--- begin Given entries ---
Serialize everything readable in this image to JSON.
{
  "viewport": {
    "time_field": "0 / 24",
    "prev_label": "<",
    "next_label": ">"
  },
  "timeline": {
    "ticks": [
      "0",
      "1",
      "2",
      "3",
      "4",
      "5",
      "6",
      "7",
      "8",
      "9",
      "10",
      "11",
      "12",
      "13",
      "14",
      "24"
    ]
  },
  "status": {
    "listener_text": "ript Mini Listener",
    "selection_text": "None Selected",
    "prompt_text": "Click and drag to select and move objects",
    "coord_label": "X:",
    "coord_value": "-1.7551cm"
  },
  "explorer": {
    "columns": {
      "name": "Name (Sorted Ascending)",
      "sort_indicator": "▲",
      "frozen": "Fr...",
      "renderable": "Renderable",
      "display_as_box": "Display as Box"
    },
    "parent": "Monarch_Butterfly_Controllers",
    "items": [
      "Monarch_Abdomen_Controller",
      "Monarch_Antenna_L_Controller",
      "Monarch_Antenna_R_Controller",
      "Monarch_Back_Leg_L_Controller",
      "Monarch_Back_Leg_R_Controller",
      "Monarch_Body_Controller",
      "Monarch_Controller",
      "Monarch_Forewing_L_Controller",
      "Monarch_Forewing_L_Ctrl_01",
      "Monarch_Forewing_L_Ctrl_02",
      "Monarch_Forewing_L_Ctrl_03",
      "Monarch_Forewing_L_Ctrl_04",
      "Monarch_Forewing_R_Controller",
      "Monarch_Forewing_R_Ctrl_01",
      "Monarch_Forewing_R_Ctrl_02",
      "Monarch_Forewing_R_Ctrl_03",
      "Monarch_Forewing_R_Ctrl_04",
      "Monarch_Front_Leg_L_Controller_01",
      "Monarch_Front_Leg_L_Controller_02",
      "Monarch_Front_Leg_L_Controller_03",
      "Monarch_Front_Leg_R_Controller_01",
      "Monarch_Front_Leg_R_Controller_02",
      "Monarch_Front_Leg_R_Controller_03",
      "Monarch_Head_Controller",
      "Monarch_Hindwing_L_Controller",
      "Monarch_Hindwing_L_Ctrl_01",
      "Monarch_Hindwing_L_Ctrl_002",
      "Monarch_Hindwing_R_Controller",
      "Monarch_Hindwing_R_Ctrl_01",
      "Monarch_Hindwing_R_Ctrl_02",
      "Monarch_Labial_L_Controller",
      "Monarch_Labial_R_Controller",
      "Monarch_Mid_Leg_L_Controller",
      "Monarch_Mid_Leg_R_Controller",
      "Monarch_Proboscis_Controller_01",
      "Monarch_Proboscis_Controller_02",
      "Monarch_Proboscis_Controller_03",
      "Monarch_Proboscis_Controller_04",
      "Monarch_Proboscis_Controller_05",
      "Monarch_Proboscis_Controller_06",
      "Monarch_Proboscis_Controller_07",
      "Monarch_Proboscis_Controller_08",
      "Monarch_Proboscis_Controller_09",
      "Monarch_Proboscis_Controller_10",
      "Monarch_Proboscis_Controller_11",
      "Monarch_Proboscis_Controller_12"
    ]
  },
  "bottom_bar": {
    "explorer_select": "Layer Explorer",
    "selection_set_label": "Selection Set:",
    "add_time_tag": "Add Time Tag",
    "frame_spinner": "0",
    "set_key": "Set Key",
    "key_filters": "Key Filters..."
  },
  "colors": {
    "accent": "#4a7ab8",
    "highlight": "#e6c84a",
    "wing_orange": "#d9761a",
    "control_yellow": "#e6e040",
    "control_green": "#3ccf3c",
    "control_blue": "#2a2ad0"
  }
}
--- end Given entries ---
> **Task to carry out**:
Retype the listing. Match it exactly.

> **Solved problem**:
Serialize everything readable in this image to JSON.
{
  "viewport": {
    "time_field": "0 / 24",
    "prev_label": "<",
    "next_label": ">"
  },
  "timeline": {
    "ticks": [
      "0",
      "1",
      "2",
      "3",
      "4",
      "5",
      "6",
      "7",
      "8",
      "9",
      "10",
      "11",
      "12",
      "13",
      "14",
      "24"
    ]
  },
  "status": {
    "listener_text": "ript Mini Listener",
    "selection_text": "None Selected",
    "prompt_text": "Click and drag to select and move objects",
    "coord_label": "X:",
    "coord_value": "-1.7551cm"
  },
  "explorer": {
    "columns": {
      "name": "Name (Sorted Ascending)",
      "sort_indicator": "▲",
      "frozen": "Fr...",
      "renderable": "Renderable",
      "display_as_box": "Display as Box"
    },
    "parent": "Monarch_Butterfly_Controllers",
    "items": [
      "Monarch_Abdomen_Controller",
      "Monarch_Antenna_L_Controller",
      "Monarch_Antenna_R_Controller",
      "Monarch_Back_Leg_L_Controller",
      "Monarch_Back_Leg_R_Controller",
      "Monarch_Body_Controller",
      "Monarch_Controller",
      "Monarch_Forewing_L_Controller",
      "Monarch_Forewing_L_Ctrl_01",
      "Monarch_Forewing_L_Ctrl_02",
      "Monarch_Forewing_L_Ctrl_03",
      "Monarch_Forewing_L_Ctrl_04",
      "Monarch_Forewing_R_Controller",
      "Monarch_Forewing_R_Ctrl_01",
      "Monarch_Forewing_R_Ctrl_02",
      "Monarch_Forewing_R_Ctrl_03",
      "Monarch_Forewing_R_Ctrl_04",
      "Monarch_Front_Leg_L_Controller_01",
      "Monarch_Front_Leg_L_Controller_02",
      "Monarch_Front_Leg_L_Controller_03",
      "Monarch_Front_Leg_R_Controller_01",
      "Monarch_Front_Leg_R_Controller_02",
      "Monarch_Front_Leg_R_Controller_03",
      "Monarch_Head_Controller",
      "Monarch_Hindwing_L_Controller",
      "Monarch_Hindwing_L_Ctrl_01",
      "Monarch_Hindwing_L_Ctrl_002",
      "Monarch_Hindwing_R_Controller",
      "Monarch_Hindwing_R_Ctrl_01",
      "Monarch_Hindwing_R_Ctrl_02",
      "Monarch_Labial_L_Controller",
      "Monarch_Labial_R_Controller",
      "Monarch_Mid_Leg_L_Controller",
      "Monarch_Mid_Leg_R_Controller",
      "Monarch_Proboscis_Controller_01",
      "Monarch_Proboscis_Controller_02",
      "Monarch_Proboscis_Controller_03",
      "Monarch_Proboscis_Controller_04",
      "Monarch_Proboscis_Controller_05",
      "Monarch_Proboscis_Controller_06",
      "Monarch_Proboscis_Controller_07",
      "Monarch_Proboscis_Controller_08",
      "Monarch_Proboscis_Controller_09",
      "Monarch_Proboscis_Controller_10",
      "Monarch_Proboscis_Controller_11",
      "Monarch_Proboscis_Controller_12"
    ]
  },
  "bottom_bar": {
    "explorer_select": "Layer Explorer",
    "selection_set_label": "Selection Set:",
    "add_time_tag": "Add Time Tag",
    "frame_spinner": "0",
    "set_key": "Set Key",
    "key_filters": "Key Filters..."
  },
  "colors": {
    "accent": "#4a7ab8",
    "highlight": "#e6c84a",
    "wing_orange": "#d9761a",
    "control_yellow": "#e6e040",
    "control_green": "#3ccf3c",
    "control_blue": "#2a2ad0"
  }
}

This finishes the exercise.